What needs to be done
Turn the lines of all the entries below into a numbered list with no blank lines, and leave the pictures out.

## START Available data

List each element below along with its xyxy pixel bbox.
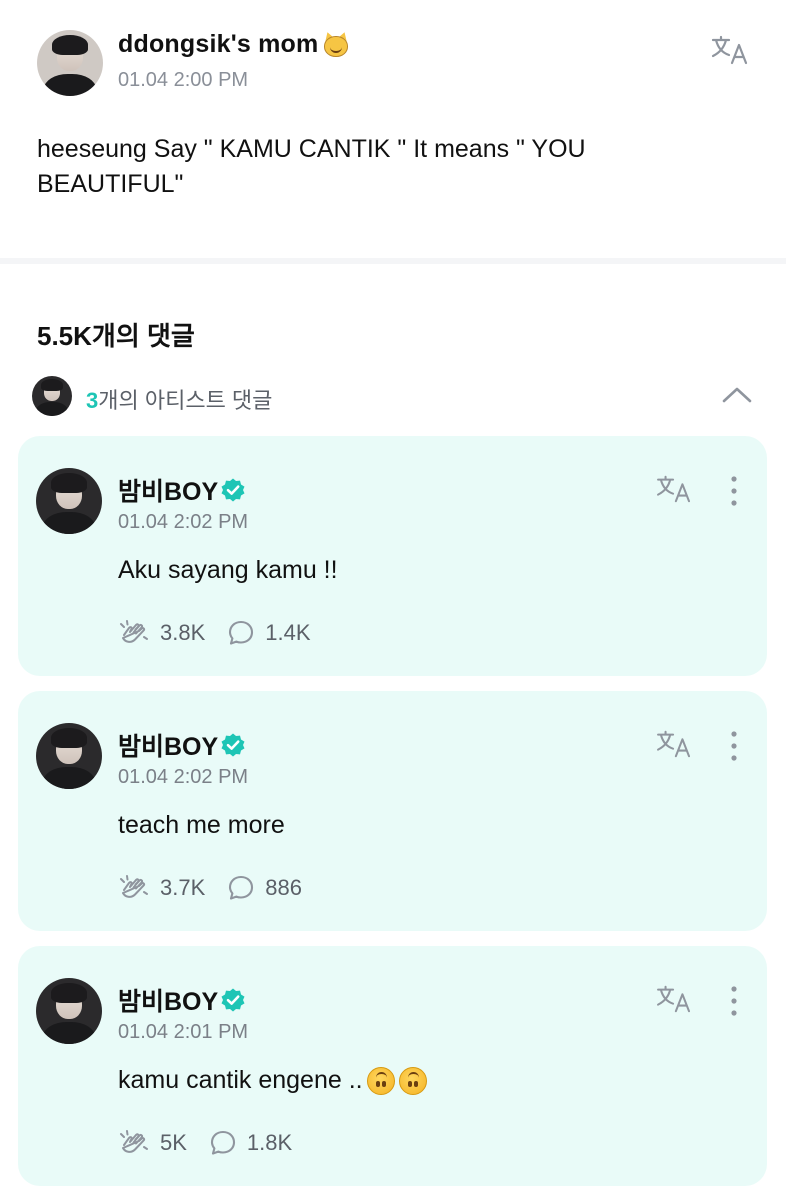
artist-comment-card[interactable]: 밤비BOY 01.04 2:01 PM kamu cantik engene .… (18, 946, 767, 1186)
avatar-hair (51, 35, 89, 56)
commenter-name-label: 밤비BOY (118, 988, 219, 1016)
artist-comment-card[interactable]: 밤비BOY 01.04 2:02 PM Aku sayang kamu !! 3… (18, 436, 767, 676)
commenter-avatar[interactable] (36, 468, 102, 534)
commenter-avatar[interactable] (36, 978, 102, 1044)
comment-text-label: kamu cantik engene .. (118, 1066, 363, 1094)
avatar-body (42, 511, 96, 534)
artist-comment-card[interactable]: 밤비BOY 01.04 2:02 PM teach me more 3.7K 8… (18, 691, 767, 931)
verified-badge-icon (221, 988, 245, 1012)
commenter-name[interactable]: 밤비BOY (118, 982, 246, 1018)
post-author-label: ddongsik's mom (118, 30, 319, 58)
artist-comments-number: 3 (86, 388, 99, 413)
avatar-hair (40, 379, 64, 392)
post-author-name[interactable]: ddongsik's mom (118, 29, 351, 59)
more-options-icon[interactable] (725, 474, 743, 508)
post-time: 01.04 2:00 PM (118, 69, 249, 91)
artist-comments-toggle[interactable]: 3개의 아티스트 댓글 (32, 374, 756, 418)
comment-stats: 5K 1.8K (118, 1128, 314, 1158)
upside-down-face-emoji-icon (398, 1066, 427, 1095)
reply-button[interactable]: 1.8K (209, 1129, 292, 1157)
post: ddongsik's mom 01.04 2:00 PM heeseung Sa… (0, 0, 786, 258)
like-count: 3.7K (160, 875, 206, 900)
verified-badge-icon (221, 733, 245, 757)
section-divider (0, 258, 786, 264)
comment-text-label: teach me more (118, 811, 285, 839)
translate-icon[interactable] (655, 474, 693, 504)
like-count: 3.8K (160, 620, 206, 645)
speech-bubble-icon (229, 620, 254, 645)
cheer-hands-icon (120, 875, 148, 898)
upside-down-face-emoji-icon (366, 1066, 395, 1095)
more-options-icon[interactable] (725, 729, 743, 763)
translate-icon[interactable] (710, 34, 750, 66)
artist-comments-label: 3개의 아티스트 댓글 (86, 383, 272, 415)
like-button[interactable]: 3.8K (118, 619, 205, 647)
commenter-name[interactable]: 밤비BOY (118, 727, 246, 763)
post-author-avatar[interactable] (37, 30, 103, 96)
reply-count: 886 (265, 875, 302, 900)
avatar-hair (50, 728, 88, 749)
post-text: heeseung Say " KAMU CANTIK " It means " … (37, 135, 586, 198)
commenter-name-label: 밤비BOY (118, 478, 219, 506)
comment-time: 01.04 2:02 PM (118, 511, 249, 533)
translate-icon[interactable] (655, 984, 693, 1014)
like-button[interactable]: 5K (118, 1129, 187, 1157)
cheer-hands-icon (120, 620, 148, 643)
commenter-name-label: 밤비BOY (118, 733, 219, 761)
like-button[interactable]: 3.7K (118, 874, 205, 902)
speech-bubble-icon (229, 875, 254, 900)
verified-badge-icon (221, 478, 245, 502)
chevron-up-icon[interactable] (720, 380, 754, 410)
comment-text: teach me more (118, 811, 285, 840)
comment-stats: 3.7K 886 (118, 873, 324, 903)
comment-time: 01.04 2:02 PM (118, 766, 249, 788)
speech-bubble-icon (210, 1130, 235, 1155)
like-count: 5K (160, 1130, 187, 1155)
comment-time: 01.04 2:01 PM (118, 1021, 249, 1043)
comments-count: 5.5K개의 댓글 (37, 321, 195, 351)
avatar-hair (50, 473, 88, 494)
artist-avatar (32, 376, 72, 416)
commenter-avatar[interactable] (36, 723, 102, 789)
weverse-post-page: ddongsik's mom 01.04 2:00 PM heeseung Sa… (0, 0, 786, 1200)
comment-text-label: Aku sayang kamu !! (118, 556, 338, 584)
smiling-cat-emoji-icon (322, 29, 351, 58)
avatar-body (42, 1021, 96, 1044)
avatar-body (42, 766, 96, 789)
avatar-body (43, 73, 97, 96)
reply-button[interactable]: 886 (227, 874, 302, 902)
reply-count: 1.8K (246, 1130, 293, 1155)
reply-button[interactable]: 1.4K (227, 619, 311, 647)
comment-text: kamu cantik engene .. (118, 1066, 427, 1095)
avatar-hair (50, 983, 88, 1004)
translate-icon[interactable] (655, 729, 693, 759)
comment-stats: 3.8K 1.4K (118, 618, 333, 648)
comment-text: Aku sayang kamu !! (118, 556, 338, 585)
cheer-hands-icon (120, 1130, 148, 1153)
artist-comments-suffix: 개의 아티스트 댓글 (98, 388, 273, 413)
commenter-name[interactable]: 밤비BOY (118, 472, 246, 508)
more-options-icon[interactable] (725, 984, 743, 1018)
avatar-body (36, 402, 68, 416)
reply-count: 1.4K (265, 620, 311, 645)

## END Available data

Solution to this task
1. List each element below along with its xyxy pixel bbox.
2. artist-comment-card[interactable]: 밤비BOY 01.04 2:01 PM kamu cantik engene .… (18, 946, 767, 1186)
3. avatar-hair (51, 35, 89, 56)
4. commenter-name-label: 밤비BOY (118, 988, 219, 1016)
5. artist-comment-card[interactable]: 밤비BOY 01.04 2:02 PM Aku sayang kamu !! 3… (18, 436, 767, 676)
6. commenter-avatar[interactable] (36, 468, 102, 534)
7. commenter-avatar[interactable] (36, 978, 102, 1044)
8. comment-text-label: kamu cantik engene .. (118, 1066, 363, 1094)
9. avatar-body (42, 511, 96, 534)
10. artist-comment-card[interactable]: 밤비BOY 01.04 2:02 PM teach me more 3.7K 8… (18, 691, 767, 931)
11. verified-badge-icon (221, 988, 245, 1012)
12. commenter-name[interactable]: 밤비BOY (118, 982, 246, 1018)
13. post-author-label: ddongsik's mom (118, 30, 319, 58)
14. artist-comments-number: 3 (86, 388, 99, 413)
15. avatar-hair (40, 379, 64, 392)
16. post-author-name[interactable]: ddongsik's mom (118, 29, 351, 59)
17. more-options-icon[interactable] (725, 474, 743, 508)
18. post-time: 01.04 2:00 PM (118, 69, 249, 91)
19. artist-comments-toggle[interactable]: 3개의 아티스트 댓글 (32, 374, 756, 418)
20. comment-stats: 5K 1.8K (118, 1128, 314, 1158)
21. upside-down-face-emoji-icon (398, 1066, 427, 1095)
22. reply-button[interactable]: 1.8K (209, 1129, 292, 1157)
23. post: ddongsik's mom 01.04 2:00 PM heeseung Sa… (0, 0, 786, 258)
24. like-count: 3.7K (160, 875, 206, 900)
25. verified-badge-icon (221, 733, 245, 757)
26. section-divider (0, 258, 786, 264)
27. comment-text-label: teach me more (118, 811, 285, 839)
28. translate-icon[interactable] (655, 474, 693, 504)
29. like-count: 3.8K (160, 620, 206, 645)
30. speech-bubble-icon (229, 620, 254, 645)
31. cheer-hands-icon (120, 875, 148, 898)
32. upside-down-face-emoji-icon (366, 1066, 395, 1095)
33. more-options-icon[interactable] (725, 729, 743, 763)
34. translate-icon[interactable] (710, 34, 750, 66)
35. artist-comments-label: 3개의 아티스트 댓글 (86, 383, 272, 415)
36. like-button[interactable]: 3.8K (118, 619, 205, 647)
37. commenter-name[interactable]: 밤비BOY (118, 727, 246, 763)
38. post-author-avatar[interactable] (37, 30, 103, 96)
39. reply-count: 886 (265, 875, 302, 900)
40. avatar-hair (50, 728, 88, 749)
41. post-text: heeseung Say " KAMU CANTIK " It means " … (37, 135, 586, 198)
42. commenter-name-label: 밤비BOY (118, 478, 219, 506)
43. comment-time: 01.04 2:02 PM (118, 511, 249, 533)
44. translate-icon[interactable] (655, 984, 693, 1014)
45. like-button[interactable]: 5K (118, 1129, 187, 1157)
46. cheer-hands-icon (120, 620, 148, 643)
47. commenter-name-label: 밤비BOY (118, 733, 219, 761)
48. like-button[interactable]: 3.7K (118, 874, 205, 902)
49. speech-bubble-icon (229, 875, 254, 900)
50. verified-badge-icon (221, 478, 245, 502)
51. chevron-up-icon[interactable] (720, 380, 754, 410)
52. comment-text: teach me more (118, 811, 285, 840)
53. comment-stats: 3.7K 886 (118, 873, 324, 903)
54. comment-time: 01.04 2:02 PM (118, 766, 249, 788)
55. speech-bubble-icon (210, 1130, 235, 1155)
56. like-count: 5K (160, 1130, 187, 1155)
57. comment-time: 01.04 2:01 PM (118, 1021, 249, 1043)
58. comments-count: 5.5K개의 댓글 (37, 321, 195, 351)
59. avatar-hair (50, 473, 88, 494)
60. artist-avatar (32, 376, 72, 416)
61. commenter-avatar[interactable] (36, 723, 102, 789)
62. weverse-post-page: ddongsik's mom 01.04 2:00 PM heeseung Sa… (0, 0, 786, 1200)
63. comment-text-label: Aku sayang kamu !! (118, 556, 338, 584)
64. smiling-cat-emoji-icon (322, 29, 351, 58)
65. avatar-body (42, 1021, 96, 1044)
66. avatar-body (42, 766, 96, 789)
67. avatar-body (43, 73, 97, 96)
68. reply-button[interactable]: 886 (227, 874, 302, 902)
69. reply-count: 1.8K (246, 1130, 293, 1155)
70. reply-button[interactable]: 1.4K (227, 619, 311, 647)
71. comment-text: kamu cantik engene .. (118, 1066, 427, 1095)
72. avatar-hair (50, 983, 88, 1004)
73. translate-icon[interactable] (655, 729, 693, 759)
74. comment-stats: 3.8K 1.4K (118, 618, 333, 648)
75. comment-text: Aku sayang kamu !! (118, 556, 338, 585)
76. cheer-hands-icon (120, 1130, 148, 1153)
77. artist-comments-suffix: 개의 아티스트 댓글 (98, 388, 273, 413)
78. commenter-name[interactable]: 밤비BOY (118, 472, 246, 508)
79. more-options-icon[interactable] (725, 984, 743, 1018)
80. avatar-body (36, 402, 68, 416)
81. reply-count: 1.4K (265, 620, 311, 645)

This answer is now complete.